Part of a data file

***

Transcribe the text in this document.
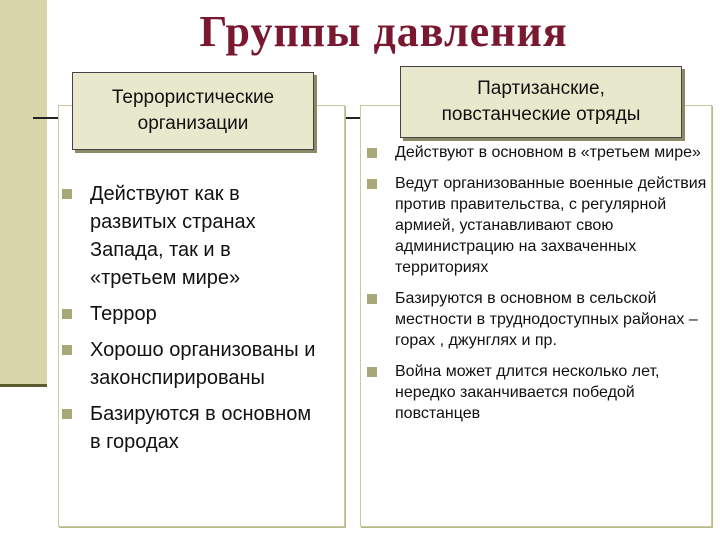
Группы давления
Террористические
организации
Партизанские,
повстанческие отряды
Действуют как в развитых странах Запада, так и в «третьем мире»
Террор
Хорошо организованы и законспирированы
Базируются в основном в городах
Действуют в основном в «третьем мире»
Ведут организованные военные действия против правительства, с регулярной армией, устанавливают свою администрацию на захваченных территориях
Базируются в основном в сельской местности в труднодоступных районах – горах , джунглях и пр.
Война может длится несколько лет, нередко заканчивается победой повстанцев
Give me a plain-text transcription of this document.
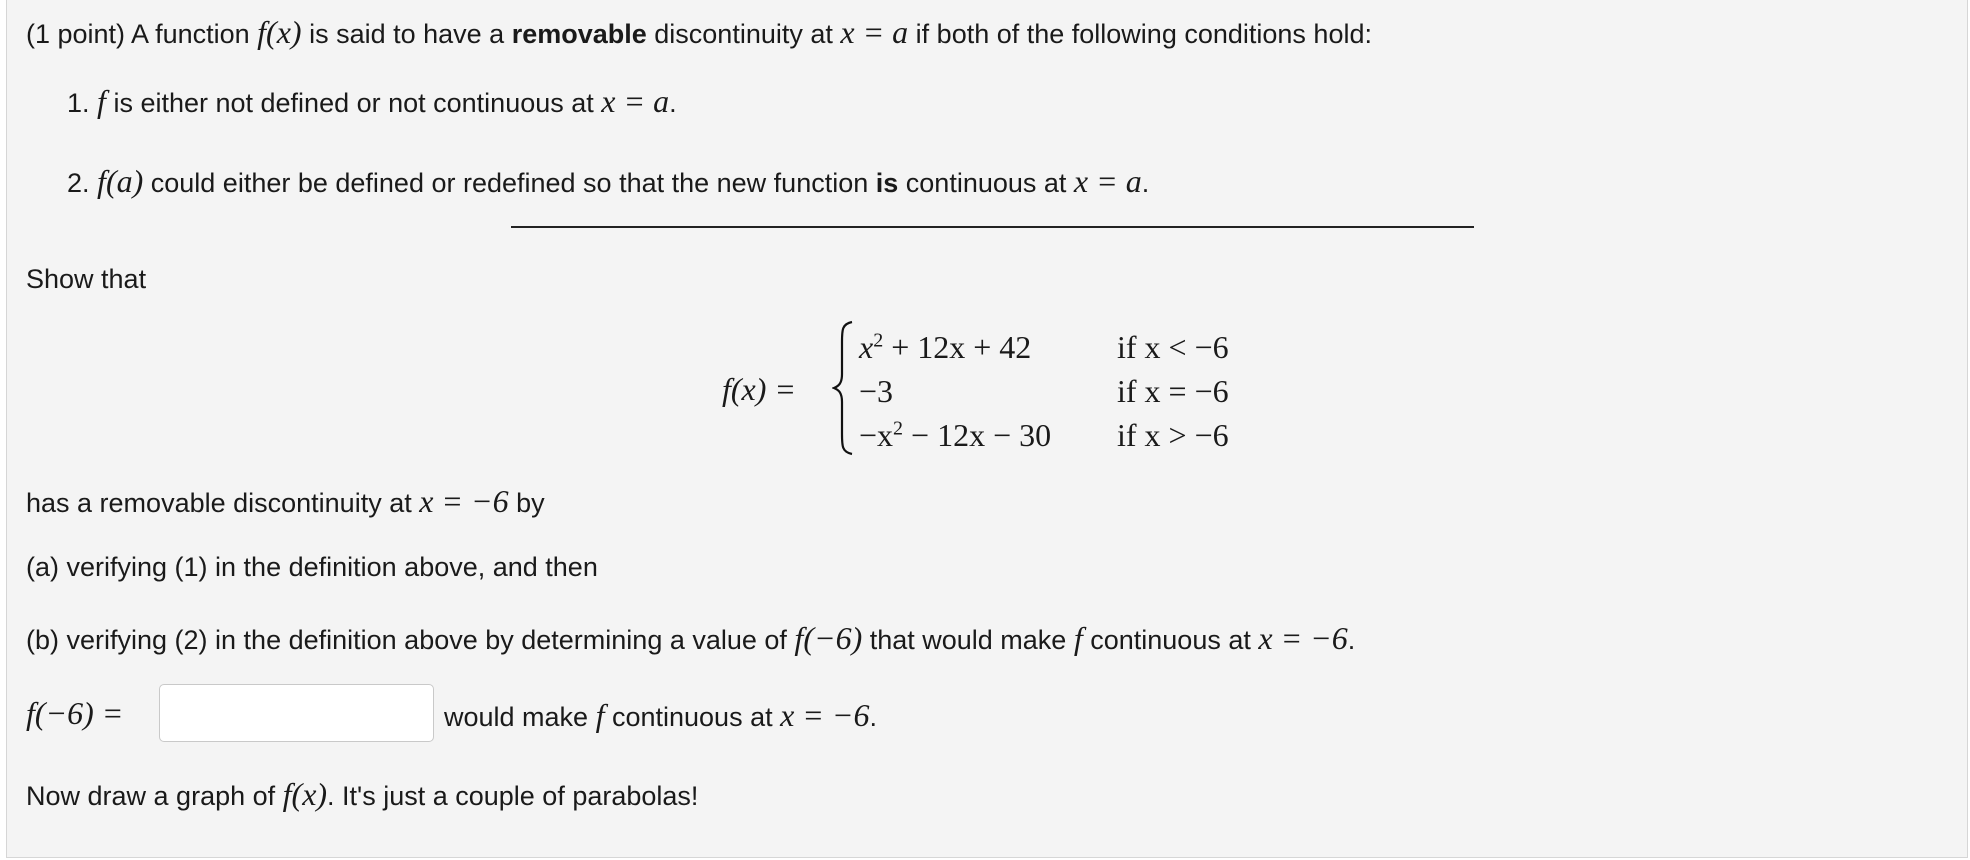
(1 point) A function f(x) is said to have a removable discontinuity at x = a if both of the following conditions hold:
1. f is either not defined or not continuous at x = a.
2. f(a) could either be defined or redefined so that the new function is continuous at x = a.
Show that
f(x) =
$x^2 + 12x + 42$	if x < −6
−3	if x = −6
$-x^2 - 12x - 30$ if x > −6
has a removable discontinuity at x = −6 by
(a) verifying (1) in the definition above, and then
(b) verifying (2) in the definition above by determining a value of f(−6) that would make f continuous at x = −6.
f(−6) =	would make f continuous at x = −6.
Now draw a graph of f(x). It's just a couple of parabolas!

***

▸ **INSTRUCTIONS TO FOLLOW**: Quote the entries in full. Any image among them is to be omitted from the copy.

▸ **WRITTEN SOLUTION**:
Transcribe the text in this document.
Группы давления
Террористические
организации
Партизанские,
повстанческие отряды
Действуют как в развитых странах Запада, так и в «третьем мире»
Террор
Хорошо организованы и законспирированы
Базируются в основном в городах
Действуют в основном в «третьем мире»
Ведут организованные военные действия против правительства, с регулярной армией, устанавливают свою администрацию на захваченных территориях
Базируются в основном в сельской местности в труднодоступных районах – горах , джунглях и пр.
Война может длится несколько лет, нередко заканчивается победой повстанцев
Give me a plain-text transcription of this document.
(1 point) A function f(x) is said to have a removable discontinuity at x = a if both of the following conditions hold:
1. f is either not defined or not continuous at x = a.
2. f(a) could either be defined or redefined so that the new function is continuous at x = a.
Show that
f(x) =
$x^2 + 12x + 42$	if x < −6
−3	if x = −6
$-x^2 - 12x - 30$ if x > −6
has a removable discontinuity at x = −6 by
(a) verifying (1) in the definition above, and then
(b) verifying (2) in the definition above by determining a value of f(−6) that would make f continuous at x = −6.
f(−6) =	would make f continuous at x = −6.
Now draw a graph of f(x). It's just a couple of parabolas!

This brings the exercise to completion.